Records from a dataset
________
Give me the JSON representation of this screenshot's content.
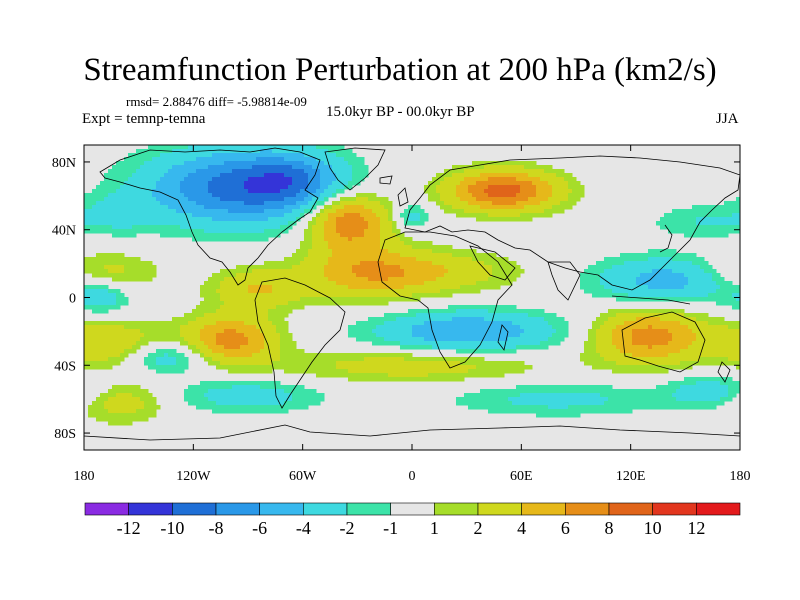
{
  "header": {
    "title": "Streamfunction Perturbation at 200 hPa (km2/s)",
    "stats": "rmsd= 2.88476 diff= -5.98814e-09",
    "experiment": "Expt = temnp-temna",
    "period": "15.0kyr BP - 00.0kyr BP",
    "season": "JJA"
  },
  "map": {
    "lat_range": [
      -90,
      90
    ],
    "lon_range": [
      -180,
      180
    ],
    "lat_ticks": [
      {
        "value": 80,
        "label": "80N"
      },
      {
        "value": 40,
        "label": "40N"
      },
      {
        "value": 0,
        "label": "0"
      },
      {
        "value": -40,
        "label": "40S"
      },
      {
        "value": -80,
        "label": "80S"
      }
    ],
    "lon_ticks": [
      {
        "value": -180,
        "label": "180"
      },
      {
        "value": -120,
        "label": "120W"
      },
      {
        "value": -60,
        "label": "60W"
      },
      {
        "value": 0,
        "label": "0"
      },
      {
        "value": 60,
        "label": "60E"
      },
      {
        "value": 120,
        "label": "120E"
      },
      {
        "value": 180,
        "label": "180"
      }
    ],
    "background_color": "#e6e6e6",
    "anomaly_centers": [
      {
        "lon": -95,
        "lat": 65,
        "amp": -9,
        "rx": 50,
        "ry": 22
      },
      {
        "lon": -65,
        "lat": 70,
        "amp": -4,
        "rx": 25,
        "ry": 15
      },
      {
        "lon": -35,
        "lat": 45,
        "amp": 8,
        "rx": 22,
        "ry": 16
      },
      {
        "lon": -25,
        "lat": 15,
        "amp": 5,
        "rx": 35,
        "ry": 16
      },
      {
        "lon": -85,
        "lat": 5,
        "amp": 4,
        "rx": 25,
        "ry": 12
      },
      {
        "lon": 50,
        "lat": 63,
        "amp": 9,
        "rx": 30,
        "ry": 12
      },
      {
        "lon": 15,
        "lat": 15,
        "amp": 3,
        "rx": 45,
        "ry": 12
      },
      {
        "lon": 0,
        "lat": 48,
        "amp": -3,
        "rx": 10,
        "ry": 8
      },
      {
        "lon": 140,
        "lat": 10,
        "amp": -5,
        "rx": 40,
        "ry": 14
      },
      {
        "lon": -170,
        "lat": 15,
        "amp": 3,
        "rx": 30,
        "ry": 12
      },
      {
        "lon": -170,
        "lat": 0,
        "amp": -3,
        "rx": 15,
        "ry": 10
      },
      {
        "lon": 30,
        "lat": -20,
        "amp": -6,
        "rx": 50,
        "ry": 12
      },
      {
        "lon": 0,
        "lat": -40,
        "amp": 3,
        "rx": 70,
        "ry": 10
      },
      {
        "lon": 130,
        "lat": -23,
        "amp": 7,
        "rx": 30,
        "ry": 16
      },
      {
        "lon": -100,
        "lat": -25,
        "amp": 7,
        "rx": 25,
        "ry": 14
      },
      {
        "lon": -165,
        "lat": -28,
        "amp": 4,
        "rx": 30,
        "ry": 14
      },
      {
        "lon": -135,
        "lat": -35,
        "amp": -4,
        "rx": 25,
        "ry": 10
      },
      {
        "lon": -90,
        "lat": -58,
        "amp": -3,
        "rx": 40,
        "ry": 10
      },
      {
        "lon": -160,
        "lat": -62,
        "amp": 3,
        "rx": 25,
        "ry": 12
      },
      {
        "lon": 165,
        "lat": -55,
        "amp": -3,
        "rx": 25,
        "ry": 10
      },
      {
        "lon": 80,
        "lat": -60,
        "amp": -2.5,
        "rx": 60,
        "ry": 10
      },
      {
        "lon": 160,
        "lat": 45,
        "amp": -2,
        "rx": 30,
        "ry": 10
      },
      {
        "lon": -160,
        "lat": 50,
        "amp": -2,
        "rx": 20,
        "ry": 12
      }
    ]
  },
  "colorbar": {
    "colors": [
      "#8a2be2",
      "#3434d8",
      "#1f6fd6",
      "#2a98e8",
      "#37b8ee",
      "#3ed9e0",
      "#3ce3a8",
      "#e6e6e6",
      "#a6dd2a",
      "#cfd81e",
      "#e6b81a",
      "#e68e18",
      "#e0641a",
      "#e2361e",
      "#e31a1c"
    ],
    "labels": [
      {
        "index": 1,
        "label": "-12"
      },
      {
        "index": 2,
        "label": "-10"
      },
      {
        "index": 3,
        "label": "-8"
      },
      {
        "index": 4,
        "label": "-6"
      },
      {
        "index": 5,
        "label": "-4"
      },
      {
        "index": 6,
        "label": "-2"
      },
      {
        "index": 7,
        "label": "-1"
      },
      {
        "index": 8,
        "label": "1"
      },
      {
        "index": 9,
        "label": "2"
      },
      {
        "index": 10,
        "label": "4"
      },
      {
        "index": 11,
        "label": "6"
      },
      {
        "index": 12,
        "label": "8"
      },
      {
        "index": 13,
        "label": "10"
      },
      {
        "index": 14,
        "label": "12"
      }
    ],
    "level_bounds": [
      -12,
      -10,
      -8,
      -6,
      -4,
      -2,
      -1,
      1,
      2,
      4,
      6,
      8,
      10,
      12
    ]
  }
}
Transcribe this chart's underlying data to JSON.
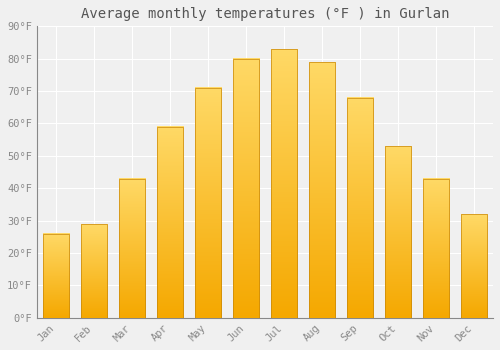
{
  "title": "Average monthly temperatures (°F ) in Gurlan",
  "months": [
    "Jan",
    "Feb",
    "Mar",
    "Apr",
    "May",
    "Jun",
    "Jul",
    "Aug",
    "Sep",
    "Oct",
    "Nov",
    "Dec"
  ],
  "values": [
    26,
    29,
    43,
    59,
    71,
    80,
    83,
    79,
    68,
    53,
    43,
    32
  ],
  "bar_color_bottom": "#F5A800",
  "bar_color_top": "#FFD966",
  "bar_edge_color": "#C8870A",
  "ylim": [
    0,
    90
  ],
  "yticks": [
    0,
    10,
    20,
    30,
    40,
    50,
    60,
    70,
    80,
    90
  ],
  "ytick_labels": [
    "0°F",
    "10°F",
    "20°F",
    "30°F",
    "40°F",
    "50°F",
    "60°F",
    "70°F",
    "80°F",
    "90°F"
  ],
  "background_color": "#f0f0f0",
  "plot_bg_color": "#f0f0f0",
  "grid_color": "#ffffff",
  "title_fontsize": 10,
  "tick_fontsize": 7.5,
  "font_color": "#888888",
  "title_color": "#555555"
}
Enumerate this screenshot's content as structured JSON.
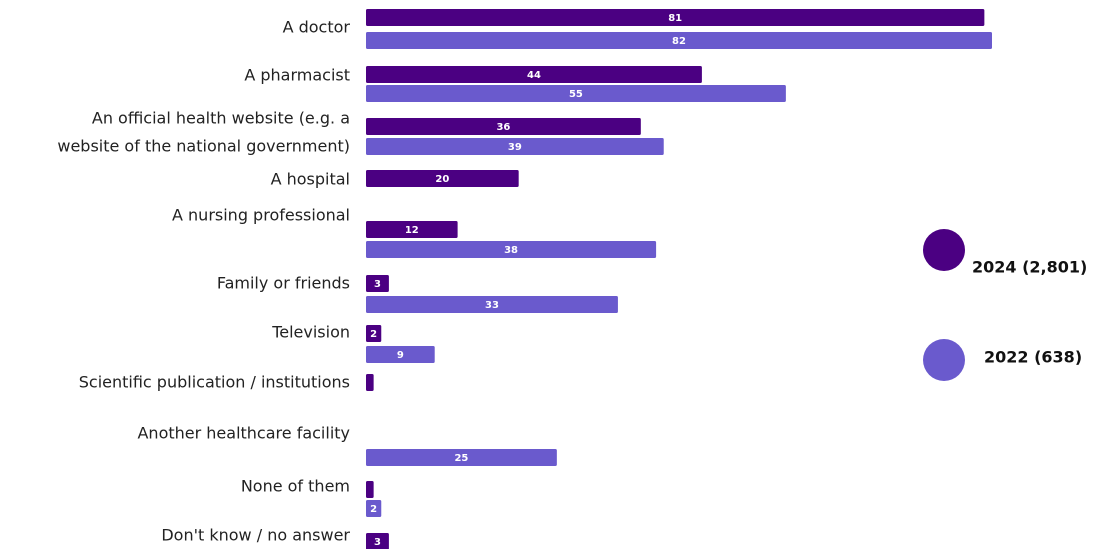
________
*Aim of the exercise*.
Search the entries for the string "screenshot" and collect each line that has it.

*Solution*.
Give me the JSON representation of this screenshot's content.
Enumerate this screenshot's content as structured JSON.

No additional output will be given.